─── Input rows

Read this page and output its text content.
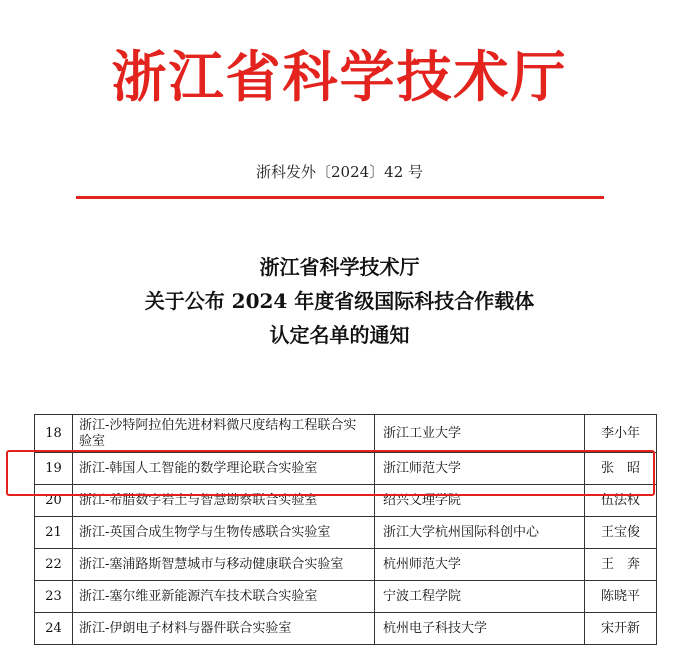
浙江省科学技术厅
浙科发外〔2024〕42 号
浙江省科学技术厅
关于公布 2024 年度省级国际科技合作载体
认定名单的通知
18	浙江-沙特阿拉伯先进材料微尺度结构工程联合实验室	浙江工业大学	李小年
19	浙江-韩国人工智能的数学理论联合实验室	浙江师范大学	张　昭
20	浙江-希腊数字岩土与智慧勘察联合实验室	绍兴文理学院	伍法权
21	浙江-英国合成生物学与生物传感联合实验室	浙江大学杭州国际科创中心	王宝俊
22	浙江-塞浦路斯智慧城市与移动健康联合实验室	杭州师范大学	王　奔
23	浙江-塞尔维亚新能源汽车技术联合实验室	宁波工程学院	陈晓平
24	浙江-伊朗电子材料与器件联合实验室	杭州电子科技大学	宋开新
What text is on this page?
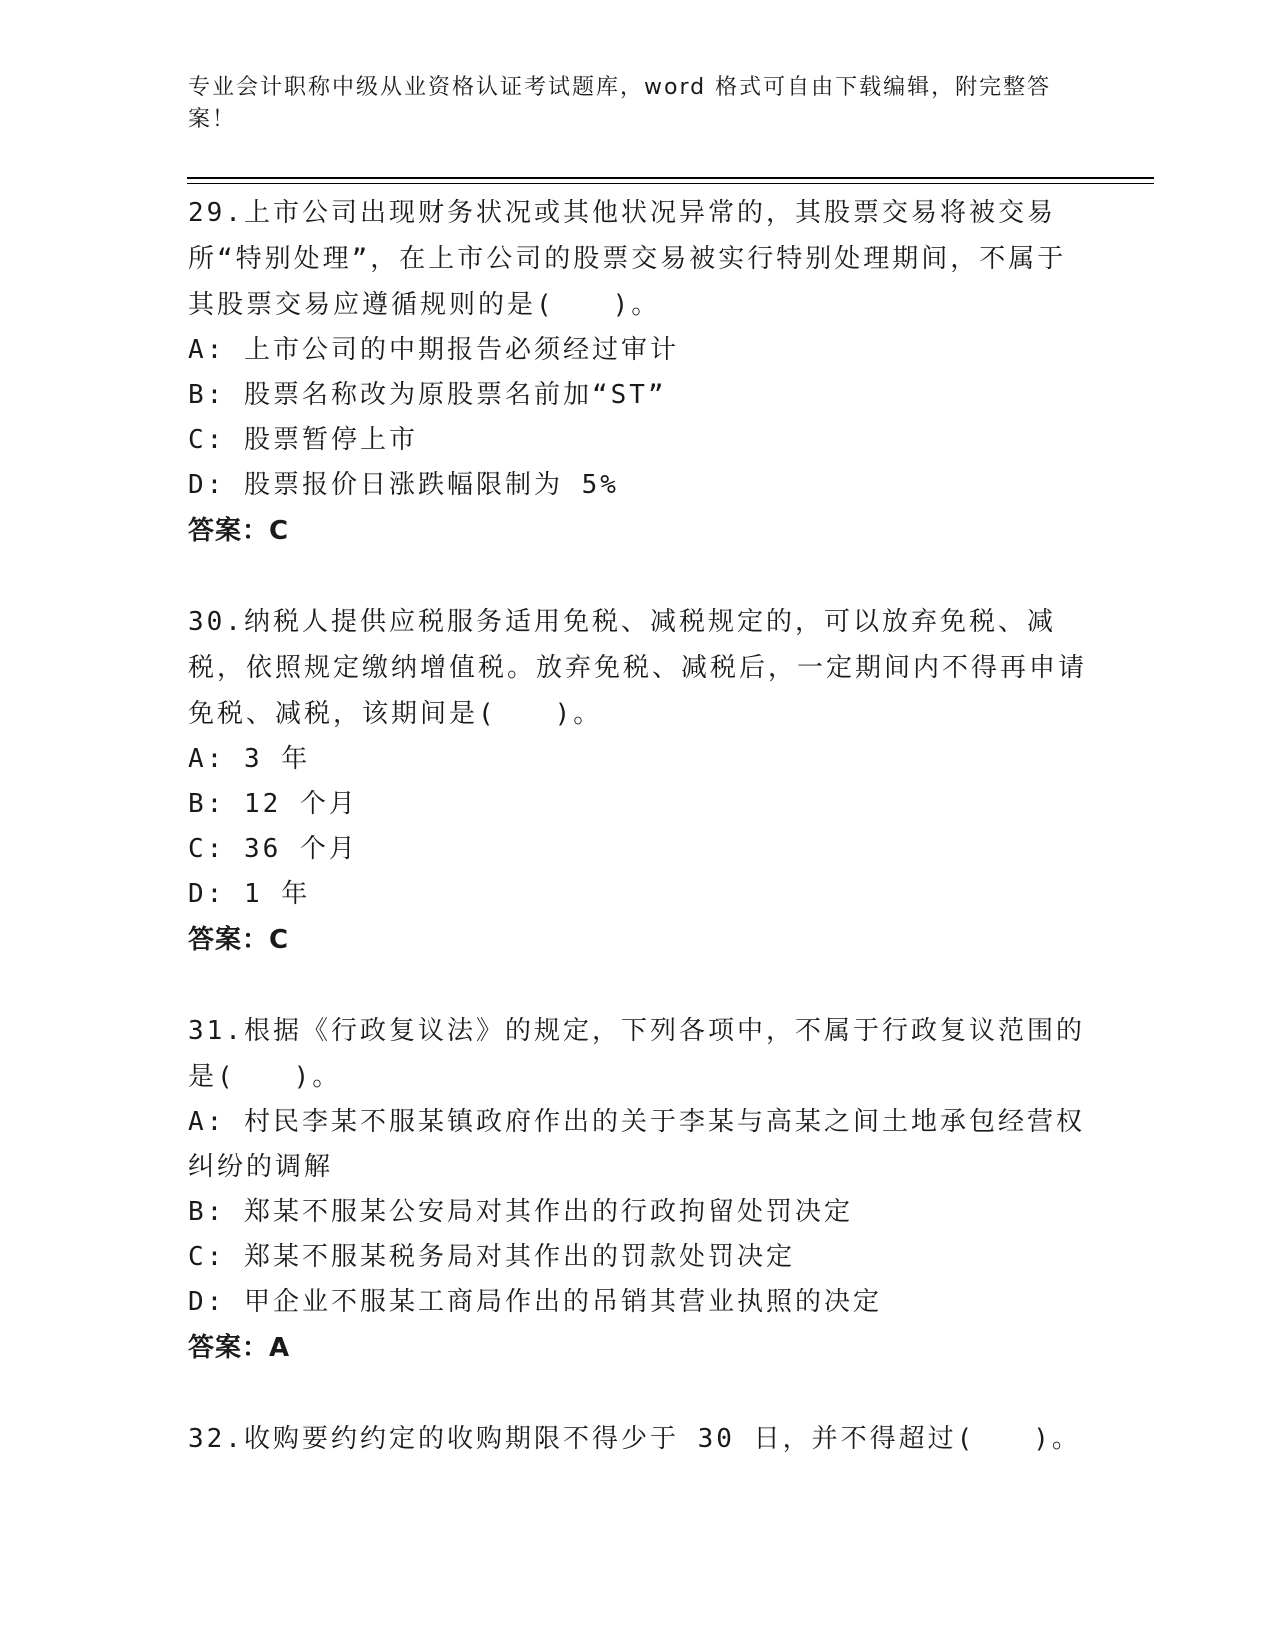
专业会计职称中级从业资格认证考试题库，word 格式可自由下载编辑，附完整答案！
29.上市公司出现财务状况或其他状况异常的，其股票交易将被交易所“特别处理”，在上市公司的股票交易被实行特别处理期间，不属于其股票交易应遵循规则的是(　　)。
A: 上市公司的中期报告必须经过审计
B: 股票名称改为原股票名前加“ST”
C: 股票暂停上市
D: 股票报价日涨跌幅限制为 5%
答案：C
30.纳税人提供应税服务适用免税、减税规定的，可以放弃免税、减税，依照规定缴纳增值税。放弃免税、减税后，一定期间内不得再申请免税、减税，该期间是(　　)。
A: 3 年
B: 12 个月
C: 36 个月
D: 1 年
答案：C
31.根据《行政复议法》的规定，下列各项中，不属于行政复议范围的是(　　)。
A: 村民李某不服某镇政府作出的关于李某与高某之间土地承包经营权纠纷的调解
B: 郑某不服某公安局对其作出的行政拘留处罚决定
C: 郑某不服某税务局对其作出的罚款处罚决定
D: 甲企业不服某工商局作出的吊销其营业执照的决定
答案：A
32.收购要约约定的收购期限不得少于 30 日，并不得超过(　　)。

──────

Requirements → Among the entries, how many lines include the word "this"? Answer with a single number and nothing further.

The response → 2